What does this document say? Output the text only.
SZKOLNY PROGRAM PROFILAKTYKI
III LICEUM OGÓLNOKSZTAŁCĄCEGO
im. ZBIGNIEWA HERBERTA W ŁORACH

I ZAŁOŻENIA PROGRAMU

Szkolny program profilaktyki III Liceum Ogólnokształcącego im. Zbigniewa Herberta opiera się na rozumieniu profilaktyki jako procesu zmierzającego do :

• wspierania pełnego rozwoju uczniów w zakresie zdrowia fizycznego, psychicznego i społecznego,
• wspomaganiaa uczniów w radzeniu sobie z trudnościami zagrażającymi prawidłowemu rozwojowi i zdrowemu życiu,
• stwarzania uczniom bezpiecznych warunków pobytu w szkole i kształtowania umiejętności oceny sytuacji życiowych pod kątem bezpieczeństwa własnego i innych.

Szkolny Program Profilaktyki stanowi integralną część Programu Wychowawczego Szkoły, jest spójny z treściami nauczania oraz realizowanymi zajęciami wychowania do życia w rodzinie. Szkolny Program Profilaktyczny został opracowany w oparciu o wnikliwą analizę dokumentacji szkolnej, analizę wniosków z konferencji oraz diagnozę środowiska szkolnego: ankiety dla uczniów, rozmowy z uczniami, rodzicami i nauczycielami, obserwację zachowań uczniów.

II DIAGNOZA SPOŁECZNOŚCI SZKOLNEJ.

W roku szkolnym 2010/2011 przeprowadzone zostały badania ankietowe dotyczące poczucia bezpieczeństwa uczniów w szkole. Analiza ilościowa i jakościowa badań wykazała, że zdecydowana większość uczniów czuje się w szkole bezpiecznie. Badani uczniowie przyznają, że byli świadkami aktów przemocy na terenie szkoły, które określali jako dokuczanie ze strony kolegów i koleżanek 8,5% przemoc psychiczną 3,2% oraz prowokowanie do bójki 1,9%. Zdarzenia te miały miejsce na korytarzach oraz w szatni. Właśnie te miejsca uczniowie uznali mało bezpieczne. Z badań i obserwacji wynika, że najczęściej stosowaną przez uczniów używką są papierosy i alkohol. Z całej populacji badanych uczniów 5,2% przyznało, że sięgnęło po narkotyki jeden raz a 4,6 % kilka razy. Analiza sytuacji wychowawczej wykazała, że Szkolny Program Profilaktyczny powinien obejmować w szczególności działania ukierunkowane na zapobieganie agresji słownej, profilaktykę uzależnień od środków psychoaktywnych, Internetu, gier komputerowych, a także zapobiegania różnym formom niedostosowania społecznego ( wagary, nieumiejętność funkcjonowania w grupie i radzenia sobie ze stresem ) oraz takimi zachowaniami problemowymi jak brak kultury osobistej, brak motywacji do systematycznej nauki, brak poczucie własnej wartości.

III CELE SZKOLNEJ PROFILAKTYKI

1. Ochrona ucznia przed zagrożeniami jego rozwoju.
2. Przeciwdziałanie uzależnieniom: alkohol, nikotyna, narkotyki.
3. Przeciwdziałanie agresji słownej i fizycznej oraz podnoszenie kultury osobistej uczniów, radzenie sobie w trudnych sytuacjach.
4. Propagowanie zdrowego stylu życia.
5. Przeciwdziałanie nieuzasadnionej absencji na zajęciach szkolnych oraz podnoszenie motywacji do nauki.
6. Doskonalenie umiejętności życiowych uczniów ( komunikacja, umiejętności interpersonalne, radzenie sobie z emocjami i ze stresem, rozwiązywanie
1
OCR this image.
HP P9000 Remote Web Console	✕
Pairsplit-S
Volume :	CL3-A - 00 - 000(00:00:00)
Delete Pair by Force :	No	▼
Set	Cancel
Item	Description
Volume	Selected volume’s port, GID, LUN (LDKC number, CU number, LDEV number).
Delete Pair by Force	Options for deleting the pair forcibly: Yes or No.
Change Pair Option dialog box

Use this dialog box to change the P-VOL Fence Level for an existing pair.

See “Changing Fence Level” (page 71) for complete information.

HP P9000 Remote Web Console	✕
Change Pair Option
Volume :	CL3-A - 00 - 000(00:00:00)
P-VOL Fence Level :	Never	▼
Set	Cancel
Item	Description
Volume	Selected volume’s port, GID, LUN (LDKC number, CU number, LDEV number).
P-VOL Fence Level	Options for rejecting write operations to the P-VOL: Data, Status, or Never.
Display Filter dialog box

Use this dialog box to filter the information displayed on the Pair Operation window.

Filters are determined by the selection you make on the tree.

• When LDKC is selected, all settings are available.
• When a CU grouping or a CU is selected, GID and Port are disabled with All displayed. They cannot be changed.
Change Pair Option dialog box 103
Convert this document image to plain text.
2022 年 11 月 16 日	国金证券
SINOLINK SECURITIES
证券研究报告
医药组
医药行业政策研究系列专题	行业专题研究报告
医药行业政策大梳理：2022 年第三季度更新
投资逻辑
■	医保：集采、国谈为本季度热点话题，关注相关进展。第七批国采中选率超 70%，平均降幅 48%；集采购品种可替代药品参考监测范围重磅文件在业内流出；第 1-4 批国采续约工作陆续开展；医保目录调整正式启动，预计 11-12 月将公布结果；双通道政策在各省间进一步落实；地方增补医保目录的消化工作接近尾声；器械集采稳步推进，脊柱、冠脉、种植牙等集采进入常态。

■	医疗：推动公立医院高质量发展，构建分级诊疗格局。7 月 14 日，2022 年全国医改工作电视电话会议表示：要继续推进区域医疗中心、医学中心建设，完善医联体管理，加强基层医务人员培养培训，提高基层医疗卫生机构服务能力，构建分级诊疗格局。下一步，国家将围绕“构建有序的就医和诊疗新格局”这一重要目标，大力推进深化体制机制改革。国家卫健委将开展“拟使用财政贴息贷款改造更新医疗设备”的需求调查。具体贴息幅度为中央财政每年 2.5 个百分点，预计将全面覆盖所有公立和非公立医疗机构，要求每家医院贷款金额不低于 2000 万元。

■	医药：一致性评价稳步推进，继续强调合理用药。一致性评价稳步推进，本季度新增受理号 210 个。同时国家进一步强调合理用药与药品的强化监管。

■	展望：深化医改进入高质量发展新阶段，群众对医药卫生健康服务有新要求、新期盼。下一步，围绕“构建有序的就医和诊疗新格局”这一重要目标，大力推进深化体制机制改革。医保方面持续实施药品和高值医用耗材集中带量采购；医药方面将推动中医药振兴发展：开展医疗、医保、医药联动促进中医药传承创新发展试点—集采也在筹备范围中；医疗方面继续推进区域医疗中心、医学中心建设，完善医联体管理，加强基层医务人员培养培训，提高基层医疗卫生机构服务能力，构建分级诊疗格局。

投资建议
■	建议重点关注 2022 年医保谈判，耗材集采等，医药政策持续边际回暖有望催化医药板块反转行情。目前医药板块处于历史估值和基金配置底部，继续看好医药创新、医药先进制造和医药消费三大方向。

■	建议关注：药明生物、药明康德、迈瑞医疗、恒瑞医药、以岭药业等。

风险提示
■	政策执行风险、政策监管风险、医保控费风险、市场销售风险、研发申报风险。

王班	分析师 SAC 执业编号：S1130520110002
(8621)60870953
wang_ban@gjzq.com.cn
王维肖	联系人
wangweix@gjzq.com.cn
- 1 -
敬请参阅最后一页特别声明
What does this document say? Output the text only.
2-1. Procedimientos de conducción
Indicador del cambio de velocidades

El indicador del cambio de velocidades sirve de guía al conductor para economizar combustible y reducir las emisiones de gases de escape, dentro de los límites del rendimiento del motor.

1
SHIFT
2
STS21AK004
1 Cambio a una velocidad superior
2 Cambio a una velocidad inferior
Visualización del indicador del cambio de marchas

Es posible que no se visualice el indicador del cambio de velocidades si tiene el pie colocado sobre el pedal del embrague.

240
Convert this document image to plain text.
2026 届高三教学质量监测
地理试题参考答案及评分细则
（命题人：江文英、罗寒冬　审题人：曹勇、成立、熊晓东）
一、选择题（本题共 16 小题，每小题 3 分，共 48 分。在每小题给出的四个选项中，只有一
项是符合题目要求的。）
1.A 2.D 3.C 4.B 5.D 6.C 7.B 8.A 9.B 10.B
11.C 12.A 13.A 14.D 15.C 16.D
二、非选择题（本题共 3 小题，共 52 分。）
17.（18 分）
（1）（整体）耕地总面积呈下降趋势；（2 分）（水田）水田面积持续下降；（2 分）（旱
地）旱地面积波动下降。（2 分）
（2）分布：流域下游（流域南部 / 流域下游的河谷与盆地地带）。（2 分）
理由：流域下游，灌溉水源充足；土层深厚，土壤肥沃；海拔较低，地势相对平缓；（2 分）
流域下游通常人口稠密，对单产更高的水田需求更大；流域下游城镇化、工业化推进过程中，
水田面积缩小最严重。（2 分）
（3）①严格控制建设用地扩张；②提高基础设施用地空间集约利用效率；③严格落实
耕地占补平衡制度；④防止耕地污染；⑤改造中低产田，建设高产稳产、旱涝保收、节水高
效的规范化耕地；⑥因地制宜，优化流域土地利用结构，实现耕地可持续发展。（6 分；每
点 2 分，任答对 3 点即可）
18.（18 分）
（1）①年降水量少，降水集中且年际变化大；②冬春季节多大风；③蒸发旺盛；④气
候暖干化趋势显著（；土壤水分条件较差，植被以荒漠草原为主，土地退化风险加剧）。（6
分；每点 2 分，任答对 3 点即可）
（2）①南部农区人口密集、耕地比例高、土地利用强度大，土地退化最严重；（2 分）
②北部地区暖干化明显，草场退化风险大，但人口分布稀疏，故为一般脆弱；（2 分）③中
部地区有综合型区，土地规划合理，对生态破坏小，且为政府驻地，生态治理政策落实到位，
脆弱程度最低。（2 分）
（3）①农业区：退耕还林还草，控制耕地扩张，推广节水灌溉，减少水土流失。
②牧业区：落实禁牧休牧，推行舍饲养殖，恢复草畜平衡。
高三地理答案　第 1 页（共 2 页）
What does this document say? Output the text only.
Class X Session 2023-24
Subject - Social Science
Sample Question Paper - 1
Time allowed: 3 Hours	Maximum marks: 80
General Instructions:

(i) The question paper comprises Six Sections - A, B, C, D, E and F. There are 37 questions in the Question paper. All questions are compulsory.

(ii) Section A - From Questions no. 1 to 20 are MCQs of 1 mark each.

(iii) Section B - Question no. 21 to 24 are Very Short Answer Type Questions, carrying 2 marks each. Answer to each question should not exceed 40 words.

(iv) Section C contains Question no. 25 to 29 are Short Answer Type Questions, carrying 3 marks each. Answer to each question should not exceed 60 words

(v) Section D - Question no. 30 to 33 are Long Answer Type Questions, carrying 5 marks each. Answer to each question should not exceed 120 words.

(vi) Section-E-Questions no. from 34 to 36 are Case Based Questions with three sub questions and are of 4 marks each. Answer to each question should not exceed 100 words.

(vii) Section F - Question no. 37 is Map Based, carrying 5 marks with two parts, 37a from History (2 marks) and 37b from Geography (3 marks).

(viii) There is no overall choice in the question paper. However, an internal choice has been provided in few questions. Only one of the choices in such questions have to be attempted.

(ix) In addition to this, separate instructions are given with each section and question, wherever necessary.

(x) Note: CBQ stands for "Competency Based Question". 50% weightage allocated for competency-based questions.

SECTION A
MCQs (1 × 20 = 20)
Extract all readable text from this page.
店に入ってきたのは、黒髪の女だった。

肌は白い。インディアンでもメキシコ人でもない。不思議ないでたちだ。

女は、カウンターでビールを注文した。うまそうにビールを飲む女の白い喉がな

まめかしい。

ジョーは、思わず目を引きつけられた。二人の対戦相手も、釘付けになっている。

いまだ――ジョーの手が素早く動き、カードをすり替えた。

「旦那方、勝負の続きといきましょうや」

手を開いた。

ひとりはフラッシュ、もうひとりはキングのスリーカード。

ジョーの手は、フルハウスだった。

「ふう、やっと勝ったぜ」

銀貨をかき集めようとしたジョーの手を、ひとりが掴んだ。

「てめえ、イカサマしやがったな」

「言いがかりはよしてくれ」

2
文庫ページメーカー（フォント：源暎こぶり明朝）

■ **WHAT THIS TASK INVOLVES**: The lines to quote run from the one containing "Extract all readable text from this page." through the final line of the material above; please give them exactly, both ends included, and nothing else.

■ **CORRECT RESULT**:
Extract all readable text from this page.
店に入ってきたのは、黒髪の女だった。

肌は白い。インディアンでもメキシコ人でもない。不思議ないでたちだ。

女は、カウンターでビールを注文した。うまそうにビールを飲む女の白い喉がな

まめかしい。

ジョーは、思わず目を引きつけられた。二人の対戦相手も、釘付けになっている。

いまだ――ジョーの手が素早く動き、カードをすり替えた。

「旦那方、勝負の続きといきましょうや」

手を開いた。

ひとりはフラッシュ、もうひとりはキングのスリーカード。

ジョーの手は、フルハウスだった。

「ふう、やっと勝ったぜ」

銀貨をかき集めようとしたジョーの手を、ひとりが掴んだ。

「てめえ、イカサマしやがったな」

「言いがかりはよしてくれ」

2
文庫ページメーカー（フォント：源暎こぶり明朝）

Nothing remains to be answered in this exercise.